__YOUR TASK__
State only how many lines below include the string "page".

Data excerpts:
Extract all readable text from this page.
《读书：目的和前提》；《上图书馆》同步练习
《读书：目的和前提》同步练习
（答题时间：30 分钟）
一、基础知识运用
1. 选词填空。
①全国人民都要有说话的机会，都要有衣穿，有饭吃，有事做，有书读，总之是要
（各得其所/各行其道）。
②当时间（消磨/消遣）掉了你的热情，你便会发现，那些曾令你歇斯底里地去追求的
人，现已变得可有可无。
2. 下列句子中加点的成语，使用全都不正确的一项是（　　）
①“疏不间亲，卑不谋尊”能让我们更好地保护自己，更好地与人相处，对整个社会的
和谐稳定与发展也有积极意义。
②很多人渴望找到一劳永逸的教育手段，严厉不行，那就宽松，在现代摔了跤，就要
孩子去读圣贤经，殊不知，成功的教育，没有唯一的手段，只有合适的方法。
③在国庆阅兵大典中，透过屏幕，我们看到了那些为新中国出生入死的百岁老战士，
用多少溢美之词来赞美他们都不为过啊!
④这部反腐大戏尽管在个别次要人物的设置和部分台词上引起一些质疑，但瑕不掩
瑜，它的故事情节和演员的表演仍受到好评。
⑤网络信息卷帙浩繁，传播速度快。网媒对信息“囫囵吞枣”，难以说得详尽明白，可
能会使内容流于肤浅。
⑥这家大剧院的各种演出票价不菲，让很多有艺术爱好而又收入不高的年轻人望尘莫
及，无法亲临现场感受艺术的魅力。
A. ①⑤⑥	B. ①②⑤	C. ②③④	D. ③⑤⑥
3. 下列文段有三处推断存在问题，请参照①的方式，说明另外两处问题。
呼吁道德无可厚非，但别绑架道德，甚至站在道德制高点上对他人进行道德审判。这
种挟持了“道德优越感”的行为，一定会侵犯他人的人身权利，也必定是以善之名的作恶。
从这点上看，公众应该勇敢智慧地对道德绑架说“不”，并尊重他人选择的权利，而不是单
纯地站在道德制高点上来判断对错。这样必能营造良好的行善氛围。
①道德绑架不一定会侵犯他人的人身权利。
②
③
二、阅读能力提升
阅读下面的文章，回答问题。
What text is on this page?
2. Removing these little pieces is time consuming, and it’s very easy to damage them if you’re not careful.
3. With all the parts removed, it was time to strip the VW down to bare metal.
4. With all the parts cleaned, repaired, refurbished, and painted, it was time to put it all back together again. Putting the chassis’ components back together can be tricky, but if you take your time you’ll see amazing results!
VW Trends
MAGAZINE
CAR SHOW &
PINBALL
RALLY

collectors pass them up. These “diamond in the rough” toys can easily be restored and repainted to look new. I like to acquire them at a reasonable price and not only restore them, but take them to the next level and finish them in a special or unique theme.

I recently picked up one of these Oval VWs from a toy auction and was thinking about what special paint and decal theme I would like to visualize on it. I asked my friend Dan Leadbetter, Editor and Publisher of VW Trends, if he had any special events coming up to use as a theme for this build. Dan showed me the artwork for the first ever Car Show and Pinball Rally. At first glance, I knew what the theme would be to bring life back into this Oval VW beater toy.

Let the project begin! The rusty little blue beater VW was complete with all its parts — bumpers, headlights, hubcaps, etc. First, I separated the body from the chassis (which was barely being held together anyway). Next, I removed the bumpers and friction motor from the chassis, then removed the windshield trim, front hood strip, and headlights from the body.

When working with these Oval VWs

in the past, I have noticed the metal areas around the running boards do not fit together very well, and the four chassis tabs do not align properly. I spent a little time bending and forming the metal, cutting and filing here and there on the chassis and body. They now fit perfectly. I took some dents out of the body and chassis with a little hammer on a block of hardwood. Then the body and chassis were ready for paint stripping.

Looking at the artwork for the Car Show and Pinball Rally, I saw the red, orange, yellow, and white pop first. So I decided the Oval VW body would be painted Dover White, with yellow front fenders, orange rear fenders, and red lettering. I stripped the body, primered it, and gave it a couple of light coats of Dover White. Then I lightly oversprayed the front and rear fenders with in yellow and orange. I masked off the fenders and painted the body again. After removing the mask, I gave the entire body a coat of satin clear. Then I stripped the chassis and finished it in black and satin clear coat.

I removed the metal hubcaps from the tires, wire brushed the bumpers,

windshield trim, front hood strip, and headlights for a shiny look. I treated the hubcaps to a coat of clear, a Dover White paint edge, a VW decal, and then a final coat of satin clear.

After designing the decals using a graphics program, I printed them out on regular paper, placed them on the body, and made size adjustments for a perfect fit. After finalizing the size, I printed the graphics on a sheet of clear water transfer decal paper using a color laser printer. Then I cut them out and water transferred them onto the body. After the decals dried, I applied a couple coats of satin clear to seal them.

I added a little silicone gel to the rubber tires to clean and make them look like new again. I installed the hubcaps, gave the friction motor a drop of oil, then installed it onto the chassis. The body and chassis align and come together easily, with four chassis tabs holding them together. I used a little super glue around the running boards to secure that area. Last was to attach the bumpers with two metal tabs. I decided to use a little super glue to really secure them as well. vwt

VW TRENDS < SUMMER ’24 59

__TASK ANSWER__
2